-------- Extracted material
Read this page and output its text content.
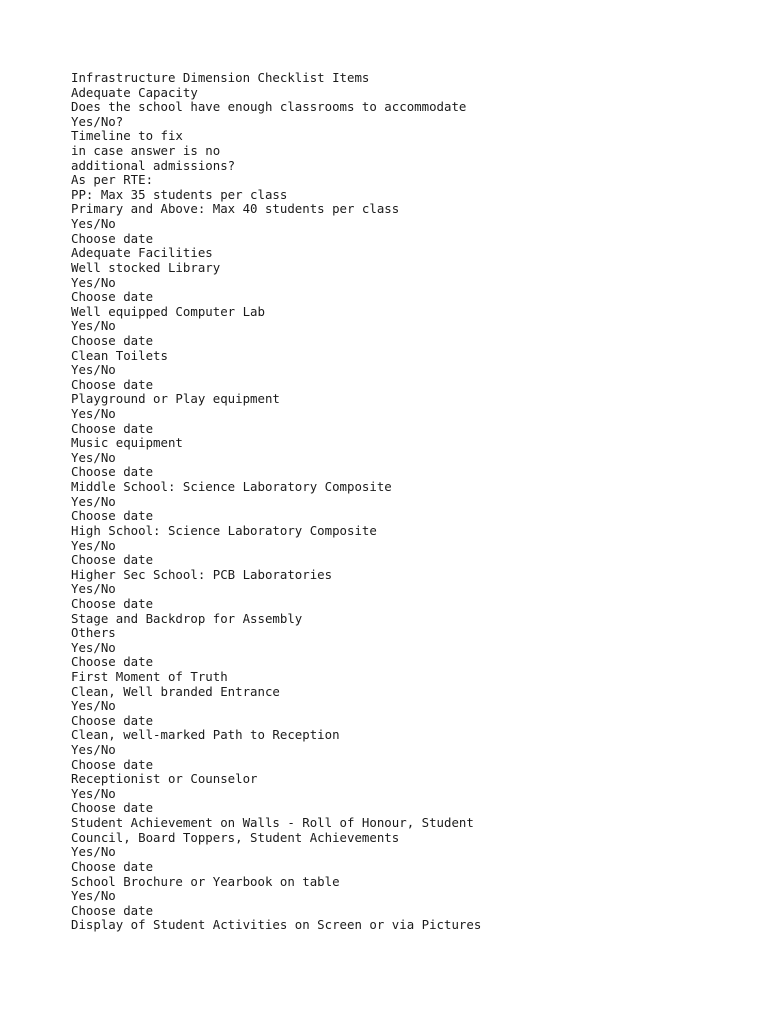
Infrastructure Dimension Checklist Items
Adequate Capacity
Does the school have enough classrooms to accommodate
Yes/No?
Timeline to fix
in case answer is no
additional admissions?
As per RTE:
PP: Max 35 students per class
Primary and Above: Max 40 students per class
Yes/No
Choose date
Adequate Facilities
Well stocked Library
Yes/No
Choose date
Well equipped Computer Lab
Yes/No
Choose date
Clean Toilets
Yes/No
Choose date
Playground or Play equipment
Yes/No
Choose date
Music equipment
Yes/No
Choose date
Middle School: Science Laboratory Composite
Yes/No
Choose date
High School: Science Laboratory Composite
Yes/No
Choose date
Higher Sec School: PCB Laboratories
Yes/No
Choose date
Stage and Backdrop for Assembly
Others
Yes/No
Choose date
First Moment of Truth
Clean, Well branded Entrance
Yes/No
Choose date
Clean, well-marked Path to Reception
Yes/No
Choose date
Receptionist or Counselor
Yes/No
Choose date
Student Achievement on Walls - Roll of Honour, Student
Council, Board Toppers, Student Achievements
Yes/No
Choose date
School Brochure or Yearbook on table
Yes/No
Choose date
Display of Student Activities on Screen or via Pictures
----------------
Stated problem:
Take every line that includes the string "equipment" and copy it.

Answer to this exercise:
Playground or Play equipment
Music equipment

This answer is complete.